_OBJECTIVE_: Reproduce the listing below verbatim.

_DATASET_:
----

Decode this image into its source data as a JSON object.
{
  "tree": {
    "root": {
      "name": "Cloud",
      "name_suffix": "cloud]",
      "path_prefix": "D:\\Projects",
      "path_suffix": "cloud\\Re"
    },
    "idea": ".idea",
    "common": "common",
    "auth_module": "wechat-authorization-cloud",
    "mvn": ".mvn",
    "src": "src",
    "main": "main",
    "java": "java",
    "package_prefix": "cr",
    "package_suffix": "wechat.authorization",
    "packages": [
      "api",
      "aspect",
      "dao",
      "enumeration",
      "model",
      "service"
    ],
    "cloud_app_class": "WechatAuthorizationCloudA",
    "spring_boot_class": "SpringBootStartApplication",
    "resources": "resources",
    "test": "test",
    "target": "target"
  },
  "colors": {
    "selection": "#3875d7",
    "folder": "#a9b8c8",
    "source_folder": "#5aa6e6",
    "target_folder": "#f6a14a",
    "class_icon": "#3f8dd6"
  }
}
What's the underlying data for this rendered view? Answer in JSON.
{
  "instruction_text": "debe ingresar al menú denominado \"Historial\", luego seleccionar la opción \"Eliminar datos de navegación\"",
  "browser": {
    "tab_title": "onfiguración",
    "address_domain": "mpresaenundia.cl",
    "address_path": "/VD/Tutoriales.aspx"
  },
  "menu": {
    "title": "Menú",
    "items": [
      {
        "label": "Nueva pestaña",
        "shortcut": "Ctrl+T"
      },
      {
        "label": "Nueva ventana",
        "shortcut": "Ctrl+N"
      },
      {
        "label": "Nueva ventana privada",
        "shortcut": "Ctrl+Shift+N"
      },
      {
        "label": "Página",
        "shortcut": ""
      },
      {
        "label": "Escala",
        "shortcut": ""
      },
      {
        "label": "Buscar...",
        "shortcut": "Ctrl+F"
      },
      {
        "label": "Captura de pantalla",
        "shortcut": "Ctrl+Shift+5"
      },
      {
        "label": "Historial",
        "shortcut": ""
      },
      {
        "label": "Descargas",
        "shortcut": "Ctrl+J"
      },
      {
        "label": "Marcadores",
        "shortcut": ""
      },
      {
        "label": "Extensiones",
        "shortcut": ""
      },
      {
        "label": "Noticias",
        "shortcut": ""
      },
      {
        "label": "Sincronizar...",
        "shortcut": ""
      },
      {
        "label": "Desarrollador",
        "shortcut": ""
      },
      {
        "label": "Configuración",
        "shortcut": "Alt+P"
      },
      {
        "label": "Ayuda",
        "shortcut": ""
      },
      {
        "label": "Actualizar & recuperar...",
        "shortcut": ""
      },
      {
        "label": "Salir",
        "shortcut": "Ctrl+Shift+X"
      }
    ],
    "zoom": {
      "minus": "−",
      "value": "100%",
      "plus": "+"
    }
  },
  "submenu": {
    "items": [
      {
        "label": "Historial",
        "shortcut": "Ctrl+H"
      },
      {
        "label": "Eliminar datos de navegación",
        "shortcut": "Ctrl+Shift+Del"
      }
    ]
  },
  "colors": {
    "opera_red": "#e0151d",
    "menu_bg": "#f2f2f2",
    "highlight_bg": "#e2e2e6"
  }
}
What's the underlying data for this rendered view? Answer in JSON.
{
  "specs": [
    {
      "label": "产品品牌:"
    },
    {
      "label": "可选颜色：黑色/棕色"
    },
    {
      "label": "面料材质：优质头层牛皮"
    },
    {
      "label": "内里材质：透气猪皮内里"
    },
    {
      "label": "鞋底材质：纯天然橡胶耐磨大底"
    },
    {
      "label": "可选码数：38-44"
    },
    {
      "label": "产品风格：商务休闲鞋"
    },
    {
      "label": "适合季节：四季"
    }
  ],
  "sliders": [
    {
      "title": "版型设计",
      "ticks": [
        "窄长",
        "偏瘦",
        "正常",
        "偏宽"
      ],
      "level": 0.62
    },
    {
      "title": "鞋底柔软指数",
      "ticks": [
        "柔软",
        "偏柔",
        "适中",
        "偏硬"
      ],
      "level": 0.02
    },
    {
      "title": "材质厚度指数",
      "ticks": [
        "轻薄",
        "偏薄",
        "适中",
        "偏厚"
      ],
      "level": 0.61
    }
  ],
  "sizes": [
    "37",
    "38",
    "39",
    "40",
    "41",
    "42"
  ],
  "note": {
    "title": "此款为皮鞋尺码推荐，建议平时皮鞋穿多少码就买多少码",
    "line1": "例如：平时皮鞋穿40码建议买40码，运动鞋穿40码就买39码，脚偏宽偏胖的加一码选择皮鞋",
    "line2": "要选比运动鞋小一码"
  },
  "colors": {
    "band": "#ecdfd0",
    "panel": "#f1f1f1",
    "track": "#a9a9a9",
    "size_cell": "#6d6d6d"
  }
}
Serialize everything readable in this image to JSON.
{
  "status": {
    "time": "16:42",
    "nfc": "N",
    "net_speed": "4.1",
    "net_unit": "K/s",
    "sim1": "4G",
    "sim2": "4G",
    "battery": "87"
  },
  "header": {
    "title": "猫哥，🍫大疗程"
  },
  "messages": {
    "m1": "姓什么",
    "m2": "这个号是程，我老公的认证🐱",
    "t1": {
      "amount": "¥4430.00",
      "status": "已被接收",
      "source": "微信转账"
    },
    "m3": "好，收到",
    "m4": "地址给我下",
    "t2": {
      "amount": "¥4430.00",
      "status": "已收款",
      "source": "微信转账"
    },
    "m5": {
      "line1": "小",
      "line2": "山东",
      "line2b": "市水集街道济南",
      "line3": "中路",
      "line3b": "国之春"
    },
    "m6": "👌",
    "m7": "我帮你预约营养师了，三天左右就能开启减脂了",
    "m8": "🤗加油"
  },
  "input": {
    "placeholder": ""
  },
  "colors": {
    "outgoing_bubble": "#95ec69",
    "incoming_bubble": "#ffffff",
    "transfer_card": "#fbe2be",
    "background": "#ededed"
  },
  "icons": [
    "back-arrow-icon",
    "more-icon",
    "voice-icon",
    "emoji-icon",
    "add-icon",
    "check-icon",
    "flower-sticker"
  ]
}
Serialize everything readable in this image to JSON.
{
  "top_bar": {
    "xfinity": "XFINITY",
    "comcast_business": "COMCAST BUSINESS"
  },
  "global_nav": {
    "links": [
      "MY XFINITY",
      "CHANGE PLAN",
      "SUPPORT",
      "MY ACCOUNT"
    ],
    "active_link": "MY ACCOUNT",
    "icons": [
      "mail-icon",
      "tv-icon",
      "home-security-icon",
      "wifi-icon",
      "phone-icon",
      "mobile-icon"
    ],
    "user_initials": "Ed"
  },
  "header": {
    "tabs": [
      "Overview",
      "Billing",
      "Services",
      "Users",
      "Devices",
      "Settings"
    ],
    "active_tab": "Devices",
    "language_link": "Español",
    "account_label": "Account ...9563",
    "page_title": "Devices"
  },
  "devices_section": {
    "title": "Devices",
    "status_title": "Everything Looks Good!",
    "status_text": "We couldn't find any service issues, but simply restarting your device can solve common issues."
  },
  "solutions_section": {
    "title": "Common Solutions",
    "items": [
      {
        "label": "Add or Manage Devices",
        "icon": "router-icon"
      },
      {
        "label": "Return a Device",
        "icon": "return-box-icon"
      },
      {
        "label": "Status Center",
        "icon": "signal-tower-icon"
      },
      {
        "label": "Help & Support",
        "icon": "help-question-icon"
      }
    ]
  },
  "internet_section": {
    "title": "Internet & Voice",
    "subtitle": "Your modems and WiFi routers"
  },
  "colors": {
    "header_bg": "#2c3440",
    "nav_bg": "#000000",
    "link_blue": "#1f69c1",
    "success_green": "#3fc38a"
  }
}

----

_CORRECT OUTPUT_:
Decode this image into its source data as a JSON object.
{
  "tree": {
    "root": {
      "name": "Cloud",
      "name_suffix": "cloud]",
      "path_prefix": "D:\\Projects",
      "path_suffix": "cloud\\Re"
    },
    "idea": ".idea",
    "common": "common",
    "auth_module": "wechat-authorization-cloud",
    "mvn": ".mvn",
    "src": "src",
    "main": "main",
    "java": "java",
    "package_prefix": "cr",
    "package_suffix": "wechat.authorization",
    "packages": [
      "api",
      "aspect",
      "dao",
      "enumeration",
      "model",
      "service"
    ],
    "cloud_app_class": "WechatAuthorizationCloudA",
    "spring_boot_class": "SpringBootStartApplication",
    "resources": "resources",
    "test": "test",
    "target": "target"
  },
  "colors": {
    "selection": "#3875d7",
    "folder": "#a9b8c8",
    "source_folder": "#5aa6e6",
    "target_folder": "#f6a14a",
    "class_icon": "#3f8dd6"
  }
}
What's the underlying data for this rendered view? Answer in JSON.
{
  "instruction_text": "debe ingresar al menú denominado \"Historial\", luego seleccionar la opción \"Eliminar datos de navegación\"",
  "browser": {
    "tab_title": "onfiguración",
    "address_domain": "mpresaenundia.cl",
    "address_path": "/VD/Tutoriales.aspx"
  },
  "menu": {
    "title": "Menú",
    "items": [
      {
        "label": "Nueva pestaña",
        "shortcut": "Ctrl+T"
      },
      {
        "label": "Nueva ventana",
        "shortcut": "Ctrl+N"
      },
      {
        "label": "Nueva ventana privada",
        "shortcut": "Ctrl+Shift+N"
      },
      {
        "label": "Página",
        "shortcut": ""
      },
      {
        "label": "Escala",
        "shortcut": ""
      },
      {
        "label": "Buscar...",
        "shortcut": "Ctrl+F"
      },
      {
        "label": "Captura de pantalla",
        "shortcut": "Ctrl+Shift+5"
      },
      {
        "label": "Historial",
        "shortcut": ""
      },
      {
        "label": "Descargas",
        "shortcut": "Ctrl+J"
      },
      {
        "label": "Marcadores",
        "shortcut": ""
      },
      {
        "label": "Extensiones",
        "shortcut": ""
      },
      {
        "label": "Noticias",
        "shortcut": ""
      },
      {
        "label": "Sincronizar...",
        "shortcut": ""
      },
      {
        "label": "Desarrollador",
        "shortcut": ""
      },
      {
        "label": "Configuración",
        "shortcut": "Alt+P"
      },
      {
        "label": "Ayuda",
        "shortcut": ""
      },
      {
        "label": "Actualizar & recuperar...",
        "shortcut": ""
      },
      {
        "label": "Salir",
        "shortcut": "Ctrl+Shift+X"
      }
    ],
    "zoom": {
      "minus": "−",
      "value": "100%",
      "plus": "+"
    }
  },
  "submenu": {
    "items": [
      {
        "label": "Historial",
        "shortcut": "Ctrl+H"
      },
      {
        "label": "Eliminar datos de navegación",
        "shortcut": "Ctrl+Shift+Del"
      }
    ]
  },
  "colors": {
    "opera_red": "#e0151d",
    "menu_bg": "#f2f2f2",
    "highlight_bg": "#e2e2e6"
  }
}
What's the underlying data for this rendered view? Answer in JSON.
{
  "specs": [
    {
      "label": "产品品牌:"
    },
    {
      "label": "可选颜色：黑色/棕色"
    },
    {
      "label": "面料材质：优质头层牛皮"
    },
    {
      "label": "内里材质：透气猪皮内里"
    },
    {
      "label": "鞋底材质：纯天然橡胶耐磨大底"
    },
    {
      "label": "可选码数：38-44"
    },
    {
      "label": "产品风格：商务休闲鞋"
    },
    {
      "label": "适合季节：四季"
    }
  ],
  "sliders": [
    {
      "title": "版型设计",
      "ticks": [
        "窄长",
        "偏瘦",
        "正常",
        "偏宽"
      ],
      "level": 0.62
    },
    {
      "title": "鞋底柔软指数",
      "ticks": [
        "柔软",
        "偏柔",
        "适中",
        "偏硬"
      ],
      "level": 0.02
    },
    {
      "title": "材质厚度指数",
      "ticks": [
        "轻薄",
        "偏薄",
        "适中",
        "偏厚"
      ],
      "level": 0.61
    }
  ],
  "sizes": [
    "37",
    "38",
    "39",
    "40",
    "41",
    "42"
  ],
  "note": {
    "title": "此款为皮鞋尺码推荐，建议平时皮鞋穿多少码就买多少码",
    "line1": "例如：平时皮鞋穿40码建议买40码，运动鞋穿40码就买39码，脚偏宽偏胖的加一码选择皮鞋",
    "line2": "要选比运动鞋小一码"
  },
  "colors": {
    "band": "#ecdfd0",
    "panel": "#f1f1f1",
    "track": "#a9a9a9",
    "size_cell": "#6d6d6d"
  }
}
Serialize everything readable in this image to JSON.
{
  "status": {
    "time": "16:42",
    "nfc": "N",
    "net_speed": "4.1",
    "net_unit": "K/s",
    "sim1": "4G",
    "sim2": "4G",
    "battery": "87"
  },
  "header": {
    "title": "猫哥，🍫大疗程"
  },
  "messages": {
    "m1": "姓什么",
    "m2": "这个号是程，我老公的认证🐱",
    "t1": {
      "amount": "¥4430.00",
      "status": "已被接收",
      "source": "微信转账"
    },
    "m3": "好，收到",
    "m4": "地址给我下",
    "t2": {
      "amount": "¥4430.00",
      "status": "已收款",
      "source": "微信转账"
    },
    "m5": {
      "line1": "小",
      "line2": "山东",
      "line2b": "市水集街道济南",
      "line3": "中路",
      "line3b": "国之春"
    },
    "m6": "👌",
    "m7": "我帮你预约营养师了，三天左右就能开启减脂了",
    "m8": "🤗加油"
  },
  "input": {
    "placeholder": ""
  },
  "colors": {
    "outgoing_bubble": "#95ec69",
    "incoming_bubble": "#ffffff",
    "transfer_card": "#fbe2be",
    "background": "#ededed"
  },
  "icons": [
    "back-arrow-icon",
    "more-icon",
    "voice-icon",
    "emoji-icon",
    "add-icon",
    "check-icon",
    "flower-sticker"
  ]
}
Serialize everything readable in this image to JSON.
{
  "top_bar": {
    "xfinity": "XFINITY",
    "comcast_business": "COMCAST BUSINESS"
  },
  "global_nav": {
    "links": [
      "MY XFINITY",
      "CHANGE PLAN",
      "SUPPORT",
      "MY ACCOUNT"
    ],
    "active_link": "MY ACCOUNT",
    "icons": [
      "mail-icon",
      "tv-icon",
      "home-security-icon",
      "wifi-icon",
      "phone-icon",
      "mobile-icon"
    ],
    "user_initials": "Ed"
  },
  "header": {
    "tabs": [
      "Overview",
      "Billing",
      "Services",
      "Users",
      "Devices",
      "Settings"
    ],
    "active_tab": "Devices",
    "language_link": "Español",
    "account_label": "Account ...9563",
    "page_title": "Devices"
  },
  "devices_section": {
    "title": "Devices",
    "status_title": "Everything Looks Good!",
    "status_text": "We couldn't find any service issues, but simply restarting your device can solve common issues."
  },
  "solutions_section": {
    "title": "Common Solutions",
    "items": [
      {
        "label": "Add or Manage Devices",
        "icon": "router-icon"
      },
      {
        "label": "Return a Device",
        "icon": "return-box-icon"
      },
      {
        "label": "Status Center",
        "icon": "signal-tower-icon"
      },
      {
        "label": "Help & Support",
        "icon": "help-question-icon"
      }
    ]
  },
  "internet_section": {
    "title": "Internet & Voice",
    "subtitle": "Your modems and WiFi routers"
  },
  "colors": {
    "header_bg": "#2c3440",
    "nav_bg": "#000000",
    "link_blue": "#1f69c1",
    "success_green": "#3fc38a"
  }
}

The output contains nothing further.